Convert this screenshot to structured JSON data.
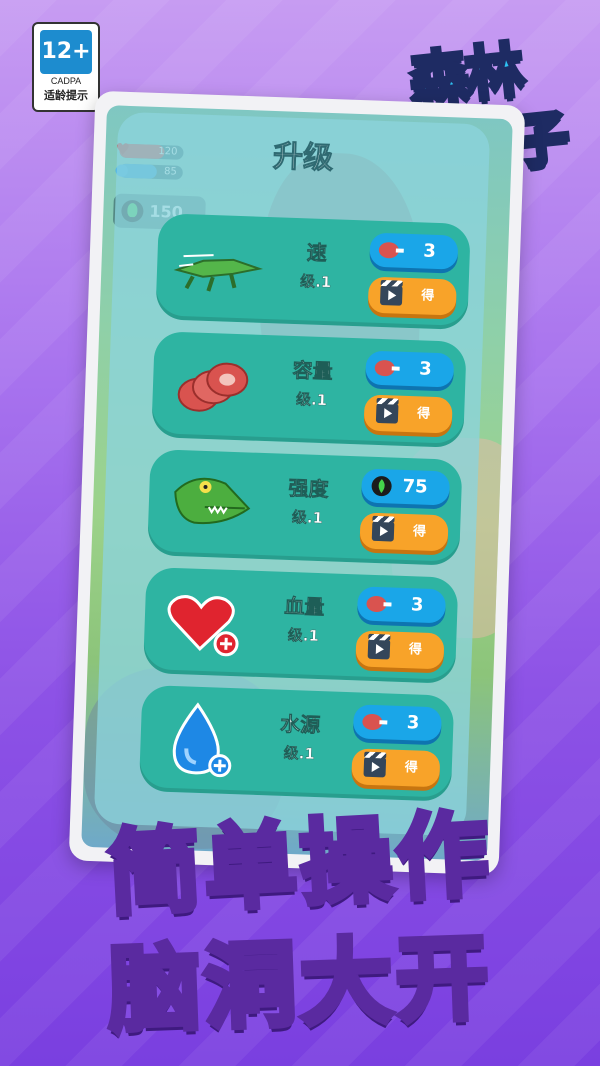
{
  "rating": {
    "age": "12+",
    "org": "CADPA",
    "tip": "适龄提示"
  },
  "logo": {
    "line1": "森林",
    "line2": "拉把子"
  },
  "hud": {
    "health": "120",
    "water": "85",
    "food": "150",
    "bg_title": "升 级 己"
  },
  "panel": {
    "title": "升级",
    "items": [
      {
        "name": "速",
        "level": "级.1",
        "cost": "3",
        "cost_icon": "meat-icon",
        "ad_label": "得"
      },
      {
        "name": "容量",
        "level": "级.1",
        "cost": "3",
        "cost_icon": "meat-icon",
        "ad_label": "得"
      },
      {
        "name": "强度",
        "level": "级.1",
        "cost": "75",
        "cost_icon": "plant-icon",
        "ad_label": "得"
      },
      {
        "name": "血量",
        "level": "级.1",
        "cost": "3",
        "cost_icon": "meat-icon",
        "ad_label": "得"
      },
      {
        "name": "水源",
        "level": "级.1",
        "cost": "3",
        "cost_icon": "meat-icon",
        "ad_label": "得"
      }
    ]
  },
  "slogan": {
    "line1": "简单操作",
    "line2": "脑洞大开"
  },
  "colors": {
    "card": "#2eb4a2",
    "cost_button": "#1aa6e8",
    "ad_button": "#f8a329",
    "background": "#a873ee"
  }
}
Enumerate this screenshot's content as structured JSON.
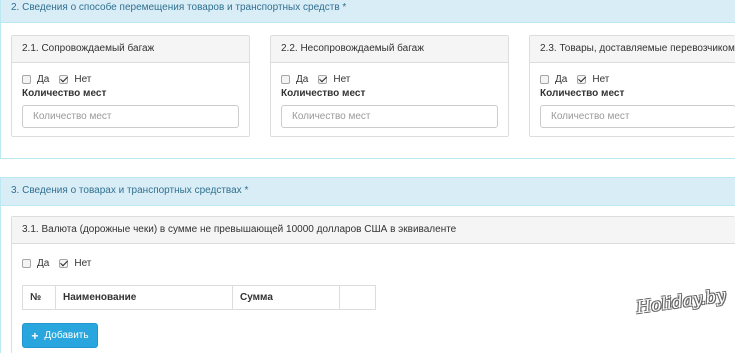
{
  "section2": {
    "title": "2. Сведения о способе перемещения товаров и транспортных средств *",
    "panels": [
      {
        "title": "2.1. Сопровождаемый багаж",
        "yes_label": "Да",
        "no_label": "Нет",
        "yes_checked": false,
        "no_checked": true,
        "count_label": "Количество мест",
        "count_placeholder": "Количество мест"
      },
      {
        "title": "2.2. Несопровождаемый багаж",
        "yes_label": "Да",
        "no_label": "Нет",
        "yes_checked": false,
        "no_checked": true,
        "count_label": "Количество мест",
        "count_placeholder": "Количество мест"
      },
      {
        "title": "2.3. Товары, доставляемые перевозчиком",
        "yes_label": "Да",
        "no_label": "Нет",
        "yes_checked": false,
        "no_checked": true,
        "count_label": "Количество мест",
        "count_placeholder": "Количество мест"
      }
    ]
  },
  "section3": {
    "title": "3. Сведения о товарах и транспортных средствах *",
    "panel": {
      "title": "3.1. Валюта (дорожные чеки) в сумме не превышающей 10000 долларов США в эквиваленте",
      "yes_label": "Да",
      "no_label": "Нет",
      "yes_checked": false,
      "no_checked": true,
      "table_headers": [
        "№",
        "Наименование",
        "Сумма",
        ""
      ],
      "add_button_label": "Добавить"
    }
  },
  "watermark": "Holiday.by",
  "colors": {
    "info_heading_bg": "#d9edf7",
    "info_border": "#bce8f1",
    "info_text": "#31708f",
    "button_primary": "#2aa6de"
  }
}
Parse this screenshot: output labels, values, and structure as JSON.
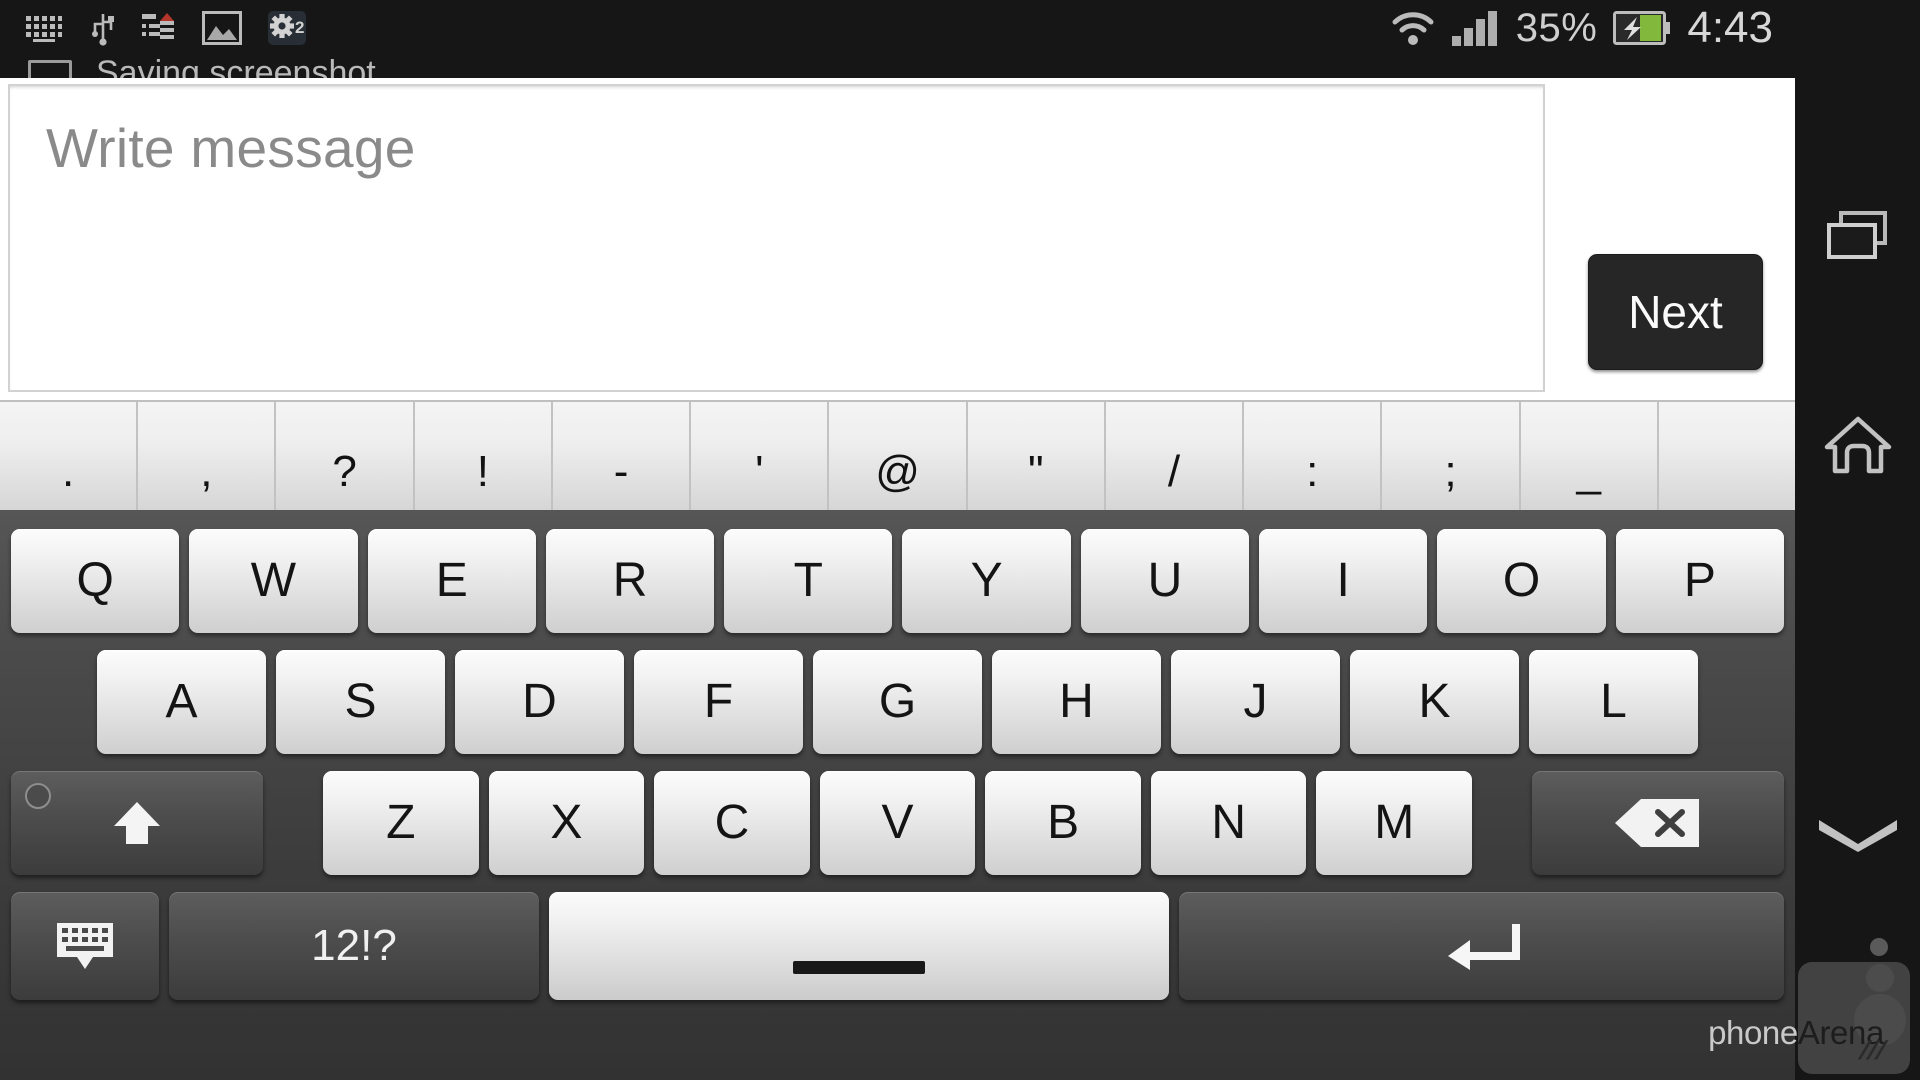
{
  "status_bar": {
    "left_icons": [
      "keyboard-icon",
      "usb-icon",
      "list-upload-icon",
      "image-icon",
      "settings-sync-icon"
    ],
    "wifi_icon": "wifi-icon",
    "signal_icon": "cellular-signal-icon",
    "battery_percent": "35%",
    "battery_icon": "battery-charging-icon",
    "time": "4:43"
  },
  "notification": {
    "icon": "screenshot-icon",
    "text": "Saving screenshot..."
  },
  "compose": {
    "placeholder": "Write message",
    "value": "",
    "next_label": "Next"
  },
  "punctuation_row": [
    {
      "label": ".",
      "name": "period"
    },
    {
      "label": ",",
      "name": "comma"
    },
    {
      "label": "?",
      "name": "question-mark"
    },
    {
      "label": "!",
      "name": "exclamation-mark"
    },
    {
      "label": "-",
      "name": "hyphen"
    },
    {
      "label": "'",
      "name": "apostrophe"
    },
    {
      "label": "@",
      "name": "at-sign"
    },
    {
      "label": "\"",
      "name": "double-quote"
    },
    {
      "label": "/",
      "name": "slash"
    },
    {
      "label": ":",
      "name": "colon"
    },
    {
      "label": ";",
      "name": "semicolon"
    },
    {
      "label": "_",
      "name": "underscore"
    },
    {
      "label": "",
      "name": "blank"
    }
  ],
  "keyboard": {
    "row1": [
      "Q",
      "W",
      "E",
      "R",
      "T",
      "Y",
      "U",
      "I",
      "O",
      "P"
    ],
    "row2": [
      "A",
      "S",
      "D",
      "F",
      "G",
      "H",
      "J",
      "K",
      "L"
    ],
    "row3": [
      "Z",
      "X",
      "C",
      "V",
      "B",
      "N",
      "M"
    ],
    "shift_icon": "shift-arrow-up-icon",
    "backspace_icon": "backspace-icon",
    "hide_keyboard_icon": "hide-keyboard-icon",
    "symbols_label": "12!?",
    "space_label": "",
    "enter_icon": "enter-return-icon"
  },
  "navbar": {
    "recent_apps_icon": "recent-apps-icon",
    "home_icon": "home-icon",
    "back_icon": "chevron-down-icon"
  },
  "watermark": {
    "text_light": "phone",
    "text_dark": "Arena"
  },
  "colors": {
    "status_bar_bg": "#161616",
    "compose_bg": "#ffffff",
    "next_button_bg": "#262626",
    "keyboard_bg": "#3d3d3d",
    "key_light": "#eeeeee",
    "key_dark": "#4e4e4e",
    "battery_green": "#8cc63f"
  }
}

====

Work required. How many of the lines above include the string "this"? Reply with the number by itself.

Task solution. 3